TO BE DONE -
Reproduce the listing below word for word, with no pictures.

RECORDS PROVIDED -
————————

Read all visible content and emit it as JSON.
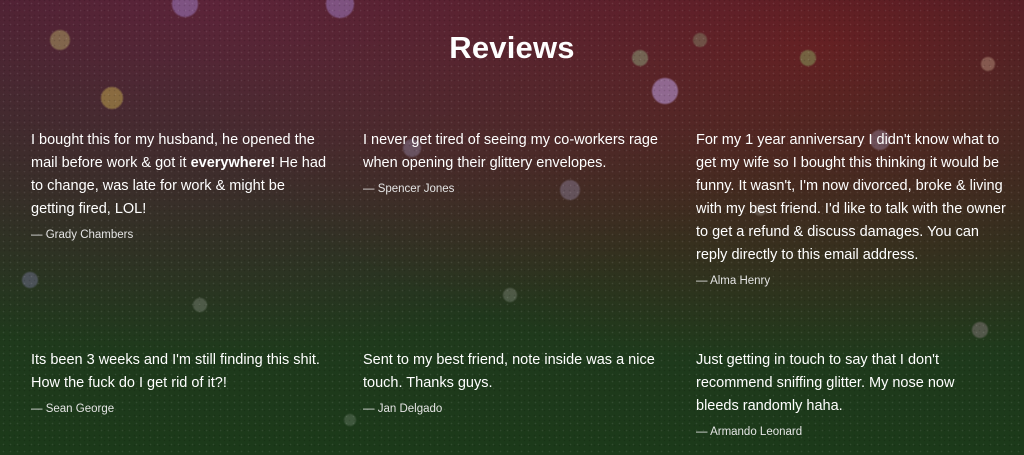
{
  "section": {
    "title": "Reviews"
  },
  "reviews": [
    {
      "text_before": "I bought this for my husband, he opened the mail before work & got it ",
      "text_bold": "everywhere!",
      "text_after": " He had to change, was late for work & might be getting fired, LOL!",
      "author": "Grady Chambers"
    },
    {
      "text": "I never get tired of seeing my co-workers rage when opening their glittery envelopes.",
      "author": "Spencer Jones"
    },
    {
      "text": "For my 1 year anniversary I didn't know what to get my wife so I bought this thinking it would be funny. It wasn't, I'm now divorced, broke & living with my best friend. I'd like to talk with the owner to get a refund & discuss damages. You can reply directly to this email address.",
      "author": "Alma Henry"
    },
    {
      "text": "Its been 3 weeks and I'm still finding this shit. How the fuck do I get rid of it?!",
      "author": "Sean George"
    },
    {
      "text": "Sent to my best friend, note inside was a nice touch. Thanks guys.",
      "author": "Jan Delgado"
    },
    {
      "text": "Just getting in touch to say that I don't recommend sniffing glitter. My nose now bleeds randomly haha.",
      "author": "Armando Leonard"
    }
  ]
}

————————

WRITTEN SOLUTION -
Read all visible content and emit it as JSON.
{
  "section": {
    "title": "Reviews"
  },
  "reviews": [
    {
      "text_before": "I bought this for my husband, he opened the mail before work & got it ",
      "text_bold": "everywhere!",
      "text_after": " He had to change, was late for work & might be getting fired, LOL!",
      "author": "Grady Chambers"
    },
    {
      "text": "I never get tired of seeing my co-workers rage when opening their glittery envelopes.",
      "author": "Spencer Jones"
    },
    {
      "text": "For my 1 year anniversary I didn't know what to get my wife so I bought this thinking it would be funny. It wasn't, I'm now divorced, broke & living with my best friend. I'd like to talk with the owner to get a refund & discuss damages. You can reply directly to this email address.",
      "author": "Alma Henry"
    },
    {
      "text": "Its been 3 weeks and I'm still finding this shit. How the fuck do I get rid of it?!",
      "author": "Sean George"
    },
    {
      "text": "Sent to my best friend, note inside was a nice touch. Thanks guys.",
      "author": "Jan Delgado"
    },
    {
      "text": "Just getting in touch to say that I don't recommend sniffing glitter. My nose now bleeds randomly haha.",
      "author": "Armando Leonard"
    }
  ]
}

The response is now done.